Filter these entries, keeping only lines that hold the word "Steps".

(Records that describe figures)
-- Begin --

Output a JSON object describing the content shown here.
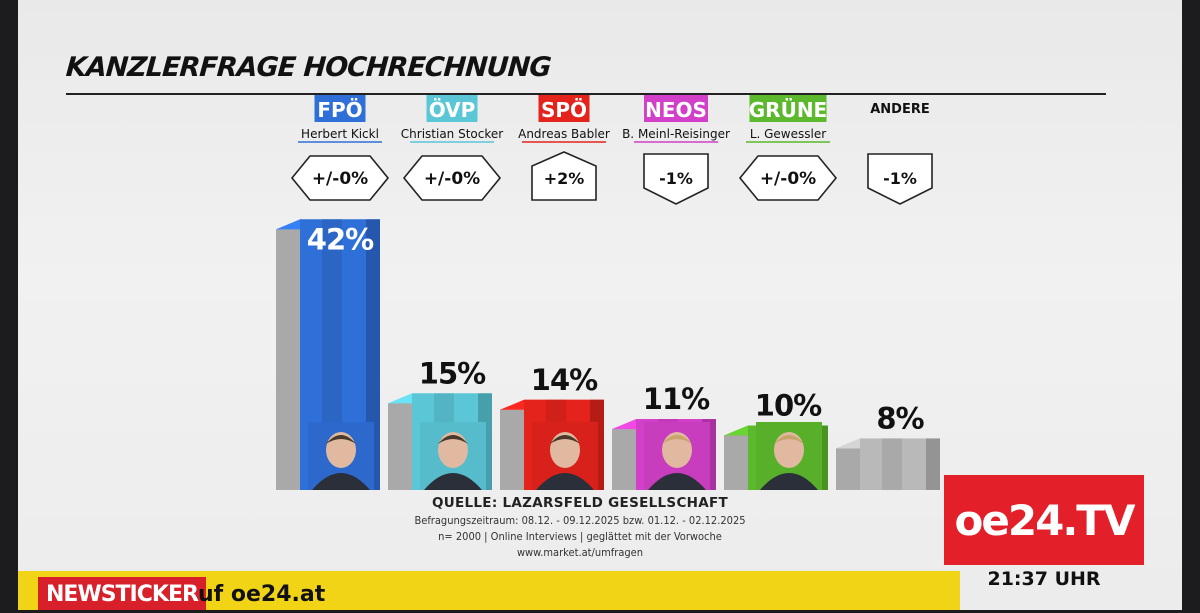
{
  "chart_data": {
    "type": "bar",
    "title": "KANZLERFRAGE HOCHRECHNUNG",
    "unit": "%",
    "ylim": [
      0,
      45
    ],
    "categories": [
      {
        "party": "FPÖ",
        "candidate": "Herbert Kickl",
        "value": 42,
        "label": "42%",
        "change": "+/-0%",
        "color": "#2f6fd8"
      },
      {
        "party": "ÖVP",
        "candidate": "Christian Stocker",
        "value": 15,
        "label": "15%",
        "change": "+/-0%",
        "color": "#5bc6d6"
      },
      {
        "party": "SPÖ",
        "candidate": "Andreas Babler",
        "value": 14,
        "label": "14%",
        "change": "+2%",
        "color": "#e3231c"
      },
      {
        "party": "NEOS",
        "candidate": "B. Meinl-Reisinger",
        "value": 11,
        "label": "11%",
        "change": "-1%",
        "color": "#d23fc8"
      },
      {
        "party": "GRÜNE",
        "candidate": "L. Gewessler",
        "value": 10,
        "label": "10%",
        "change": "+/-0%",
        "color": "#5cb82c"
      },
      {
        "party": "ANDERE",
        "candidate": "",
        "value": 8,
        "label": "8%",
        "change": "-1%",
        "color": "#b9b9b9"
      }
    ]
  },
  "source": {
    "title": "QUELLE: LAZARSFELD GESELLSCHAFT",
    "line1": "Befragungszeitraum: 08.12. - 09.12.2025 bzw. 01.12. - 02.12.2025",
    "line2": "n= 2000 | Online Interviews | geglättet mit der Vorwoche",
    "line3": "www.market.at/umfragen"
  },
  "branding": {
    "logo": "oe24.TV",
    "accent": "#e3202a"
  },
  "clock": "21:37 UHR",
  "ticker": {
    "label": "NEWSTICKER",
    "text": "uf oe24.at",
    "background": "#f2d417"
  }
}
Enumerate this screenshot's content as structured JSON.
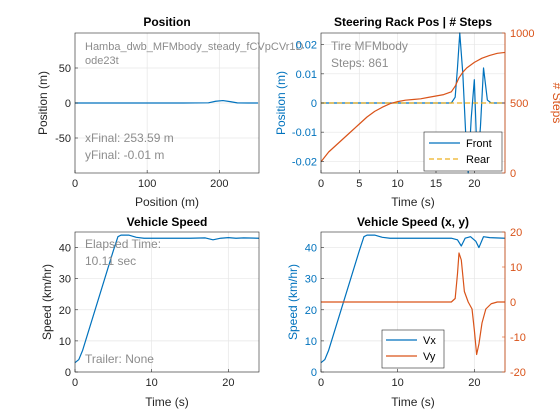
{
  "figure": {
    "colors": {
      "blue": "#0072BD",
      "orange": "#D95319",
      "yellow": "#EDB120",
      "grid": "#e6e6e6",
      "axis": "#262626",
      "annot": "#8c8c8c"
    }
  },
  "chart_data": [
    {
      "id": "position",
      "type": "line",
      "title": "Position",
      "xlabel": "Position (m)",
      "ylabel": "Position (m)",
      "xlim": [
        0,
        255
      ],
      "ylim": [
        -100,
        100
      ],
      "xticks": [
        0,
        100,
        200
      ],
      "yticks": [
        -50,
        0,
        50
      ],
      "grid": true,
      "series": [
        {
          "color": "blue",
          "x": [
            0,
            50,
            100,
            150,
            185,
            195,
            205,
            215,
            225,
            240,
            253.59
          ],
          "y": [
            0,
            0,
            0,
            0,
            0.3,
            2.5,
            3.5,
            2.0,
            0.2,
            0,
            -0.01
          ]
        }
      ],
      "annotations": {
        "file": "Hamba_dwb_MFMbody_steady_fCVpCVr1D",
        "solver": "ode23t",
        "xfinal": "xFinal: 253.59 m",
        "yfinal": "yFinal: -0.01 m"
      }
    },
    {
      "id": "steering",
      "type": "line",
      "title": "Steering Rack Pos | # Steps",
      "xlabel": "Time (s)",
      "ylabel": "Position (m)",
      "ylabel_right": "# Steps",
      "xlim": [
        0,
        24
      ],
      "ylim": [
        -0.024,
        0.024
      ],
      "ylim_right": [
        0,
        1000
      ],
      "xticks": [
        0,
        5,
        10,
        15,
        20
      ],
      "yticks": [
        -0.02,
        -0.01,
        0,
        0.01,
        0.02
      ],
      "yticks_right": [
        0,
        500,
        1000
      ],
      "grid": true,
      "legend": {
        "location": "bottom-right",
        "entries": [
          "Front",
          "Rear"
        ]
      },
      "series": [
        {
          "name": "Front",
          "axis": "left",
          "color": "blue",
          "style": "solid",
          "x": [
            0,
            17,
            17.5,
            17.8,
            18.1,
            18.5,
            18.9,
            19.2,
            19.6,
            20.0,
            20.4,
            20.8,
            21.2,
            21.7,
            22.2,
            23,
            24
          ],
          "y": [
            0,
            0,
            0.002,
            0.012,
            0.024,
            0.01,
            -0.012,
            -0.024,
            -0.005,
            0.008,
            -0.022,
            -0.008,
            0.012,
            0.001,
            0,
            0,
            0
          ]
        },
        {
          "name": "Rear",
          "axis": "left",
          "color": "yellow",
          "style": "dashed",
          "x": [
            0,
            24
          ],
          "y": [
            0,
            0
          ]
        },
        {
          "name": "# Steps",
          "axis": "right",
          "color": "orange",
          "style": "solid",
          "x": [
            0,
            1,
            2,
            3,
            4,
            5,
            6,
            7,
            8,
            9,
            10,
            11,
            12,
            13,
            14,
            15,
            16,
            17,
            17.5,
            18,
            18.5,
            19,
            20,
            21,
            22,
            23,
            24
          ],
          "y": [
            80,
            150,
            200,
            250,
            300,
            350,
            400,
            440,
            470,
            495,
            510,
            520,
            525,
            530,
            540,
            550,
            560,
            580,
            620,
            680,
            720,
            750,
            790,
            820,
            840,
            855,
            861
          ]
        }
      ],
      "annotations": {
        "tire": "Tire MFMbody",
        "steps": "Steps: 861"
      }
    },
    {
      "id": "speed",
      "type": "line",
      "title": "Vehicle Speed",
      "xlabel": "Time (s)",
      "ylabel": "Speed (km/hr)",
      "xlim": [
        0,
        24
      ],
      "ylim": [
        0,
        45
      ],
      "xticks": [
        0,
        10,
        20
      ],
      "yticks": [
        0,
        10,
        20,
        30,
        40
      ],
      "grid": true,
      "series": [
        {
          "color": "blue",
          "x": [
            0,
            0.5,
            1,
            2,
            3,
            4,
            5,
            5.6,
            6,
            7,
            8,
            9,
            10,
            12,
            15,
            17,
            18,
            19,
            20,
            21,
            22,
            24
          ],
          "y": [
            3,
            4,
            7,
            15,
            23,
            31,
            39,
            43.5,
            44,
            44,
            43.3,
            43,
            43,
            43,
            43,
            43.1,
            42.5,
            43,
            43.2,
            43,
            43.1,
            43
          ]
        }
      ],
      "annotations": {
        "elapsed_label": "Elapsed Time:",
        "elapsed_value": "10.11 sec",
        "trailer": "Trailer: None"
      }
    },
    {
      "id": "speed_xy",
      "type": "line",
      "title": "Vehicle Speed (x, y)",
      "xlabel": "Time (s)",
      "ylabel": "Speed (km/hr)",
      "xlim": [
        0,
        24
      ],
      "ylim": [
        0,
        45
      ],
      "ylim_right": [
        -20,
        20
      ],
      "xticks": [
        0,
        10,
        20
      ],
      "yticks": [
        0,
        10,
        20,
        30,
        40
      ],
      "yticks_right": [
        -20,
        -10,
        0,
        10,
        20
      ],
      "grid": true,
      "legend": {
        "location": "bottom-center",
        "entries": [
          "Vx",
          "Vy"
        ]
      },
      "series": [
        {
          "name": "Vx",
          "axis": "left",
          "color": "blue",
          "x": [
            0,
            0.5,
            1,
            2,
            3,
            4,
            5,
            5.6,
            6,
            7,
            8,
            9,
            10,
            12,
            15,
            17,
            17.8,
            18.3,
            18.8,
            19.5,
            20.2,
            20.6,
            21.2,
            22,
            24
          ],
          "y": [
            3,
            4,
            7,
            15,
            23,
            31,
            39,
            43.5,
            44,
            44,
            43.3,
            43,
            43,
            43,
            43,
            43,
            42.5,
            40.5,
            43,
            43.5,
            42,
            40,
            43.5,
            43.2,
            43
          ]
        },
        {
          "name": "Vy",
          "axis": "right",
          "color": "orange",
          "x": [
            0,
            17,
            17.5,
            17.8,
            18.0,
            18.3,
            18.7,
            19.2,
            19.7,
            20.0,
            20.3,
            20.6,
            21.0,
            21.5,
            22.2,
            23,
            24
          ],
          "y": [
            0,
            0,
            1,
            8,
            14,
            12,
            3,
            0,
            -2,
            -8,
            -15,
            -12,
            -6,
            -2,
            -0.5,
            0,
            0
          ]
        }
      ]
    }
  ]
}
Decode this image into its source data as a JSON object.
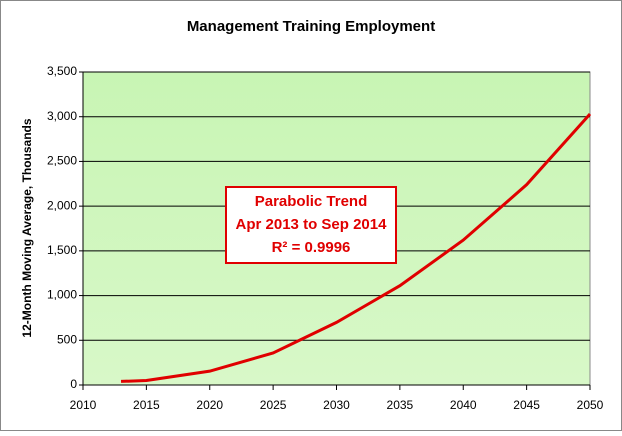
{
  "chart_data": {
    "type": "line",
    "title": "Management Training Employment",
    "ylabel": "12-Month Moving Average, Thousands",
    "x": [
      2013,
      2015,
      2020,
      2025,
      2030,
      2035,
      2040,
      2045,
      2050
    ],
    "series": [
      {
        "name": "Parabolic Trend",
        "color": "#e00000",
        "values": [
          40,
          50,
          155,
          358,
          700,
          1110,
          1620,
          2240,
          3030
        ]
      }
    ],
    "xlim": [
      2010,
      2050
    ],
    "xticks": [
      2010,
      2015,
      2020,
      2025,
      2030,
      2035,
      2040,
      2045,
      2050
    ],
    "ylim": [
      0,
      3500
    ],
    "yticks": [
      0,
      500,
      {
        "value": 1000,
        "label": "1,000"
      },
      {
        "value": 1500,
        "label": "1,500"
      },
      {
        "value": 2000,
        "label": "2,000"
      },
      {
        "value": 2500,
        "label": "2,500"
      },
      {
        "value": 3000,
        "label": "3,000"
      },
      {
        "value": 3500,
        "label": "3,500"
      }
    ],
    "grid": true,
    "annotation": [
      "Parabolic Trend",
      "Apr 2013 to Sep 2014",
      "R² = 0.9996"
    ]
  }
}
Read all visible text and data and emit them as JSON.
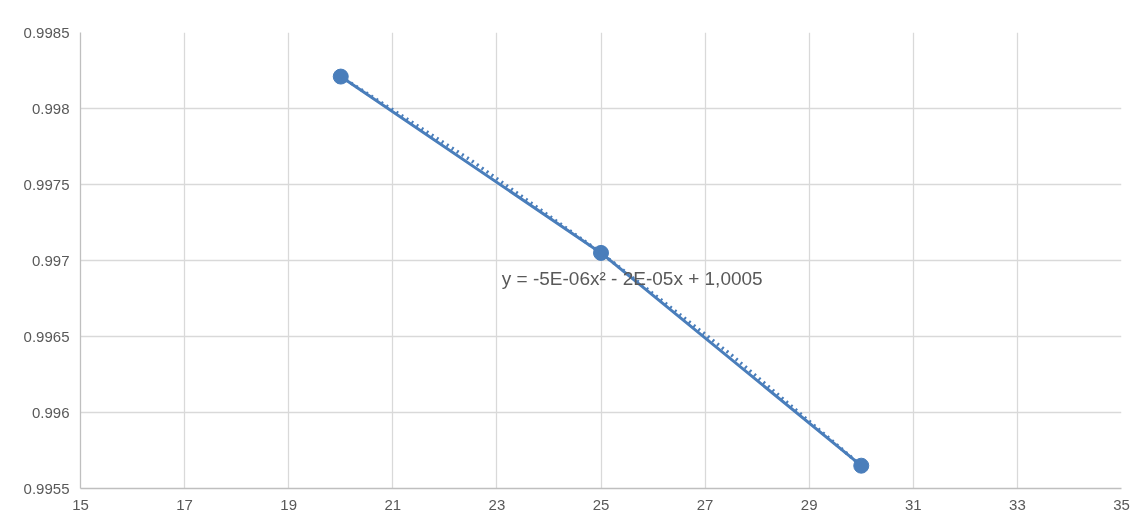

-- End --

§ RESULT OF THIS EXERCISE
      "title": "Steering Rack Pos | # Steps",
      "ylabel_right": "# Steps",
          "name": "# Steps",
        "steps": "Steps: 861"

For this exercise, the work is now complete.